WHAT THE TASK ASKS:
Write out the data again in full, exactly as it reads.

[Data listing]
----------
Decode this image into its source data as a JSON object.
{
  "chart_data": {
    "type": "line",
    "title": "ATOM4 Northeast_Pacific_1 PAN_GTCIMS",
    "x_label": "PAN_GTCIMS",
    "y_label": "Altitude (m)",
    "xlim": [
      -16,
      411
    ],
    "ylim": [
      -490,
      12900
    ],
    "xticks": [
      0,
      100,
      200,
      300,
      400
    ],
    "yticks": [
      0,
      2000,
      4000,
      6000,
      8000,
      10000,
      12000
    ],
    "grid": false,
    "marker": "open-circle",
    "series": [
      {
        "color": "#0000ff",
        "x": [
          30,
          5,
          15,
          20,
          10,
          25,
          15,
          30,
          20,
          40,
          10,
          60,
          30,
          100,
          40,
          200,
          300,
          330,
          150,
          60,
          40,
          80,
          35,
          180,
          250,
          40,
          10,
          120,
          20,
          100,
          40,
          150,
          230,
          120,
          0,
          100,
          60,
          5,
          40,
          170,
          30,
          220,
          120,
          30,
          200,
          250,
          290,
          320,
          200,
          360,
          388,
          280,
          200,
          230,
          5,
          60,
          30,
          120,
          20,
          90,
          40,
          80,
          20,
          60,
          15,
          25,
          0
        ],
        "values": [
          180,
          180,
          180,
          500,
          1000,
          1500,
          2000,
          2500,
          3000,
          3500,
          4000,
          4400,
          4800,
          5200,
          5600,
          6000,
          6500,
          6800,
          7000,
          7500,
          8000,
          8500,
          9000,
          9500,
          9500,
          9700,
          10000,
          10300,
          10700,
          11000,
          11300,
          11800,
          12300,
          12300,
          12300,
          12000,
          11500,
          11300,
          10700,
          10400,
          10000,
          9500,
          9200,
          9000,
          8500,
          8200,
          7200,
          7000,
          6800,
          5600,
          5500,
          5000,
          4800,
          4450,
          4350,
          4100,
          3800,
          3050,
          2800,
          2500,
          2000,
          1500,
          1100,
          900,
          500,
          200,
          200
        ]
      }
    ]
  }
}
----------
REPLY:
Decode this image into its source data as a JSON object.
{
  "chart_data": {
    "type": "line",
    "title": "ATOM4 Northeast_Pacific_1 PAN_GTCIMS",
    "x_label": "PAN_GTCIMS",
    "y_label": "Altitude (m)",
    "xlim": [
      -16,
      411
    ],
    "ylim": [
      -490,
      12900
    ],
    "xticks": [
      0,
      100,
      200,
      300,
      400
    ],
    "yticks": [
      0,
      2000,
      4000,
      6000,
      8000,
      10000,
      12000
    ],
    "grid": false,
    "marker": "open-circle",
    "series": [
      {
        "color": "#0000ff",
        "x": [
          30,
          5,
          15,
          20,
          10,
          25,
          15,
          30,
          20,
          40,
          10,
          60,
          30,
          100,
          40,
          200,
          300,
          330,
          150,
          60,
          40,
          80,
          35,
          180,
          250,
          40,
          10,
          120,
          20,
          100,
          40,
          150,
          230,
          120,
          0,
          100,
          60,
          5,
          40,
          170,
          30,
          220,
          120,
          30,
          200,
          250,
          290,
          320,
          200,
          360,
          388,
          280,
          200,
          230,
          5,
          60,
          30,
          120,
          20,
          90,
          40,
          80,
          20,
          60,
          15,
          25,
          0
        ],
        "values": [
          180,
          180,
          180,
          500,
          1000,
          1500,
          2000,
          2500,
          3000,
          3500,
          4000,
          4400,
          4800,
          5200,
          5600,
          6000,
          6500,
          6800,
          7000,
          7500,
          8000,
          8500,
          9000,
          9500,
          9500,
          9700,
          10000,
          10300,
          10700,
          11000,
          11300,
          11800,
          12300,
          12300,
          12300,
          12000,
          11500,
          11300,
          10700,
          10400,
          10000,
          9500,
          9200,
          9000,
          8500,
          8200,
          7200,
          7000,
          6800,
          5600,
          5500,
          5000,
          4800,
          4450,
          4350,
          4100,
          3800,
          3050,
          2800,
          2500,
          2000,
          1500,
          1100,
          900,
          500,
          200,
          200
        ]
      }
    ]
  }
}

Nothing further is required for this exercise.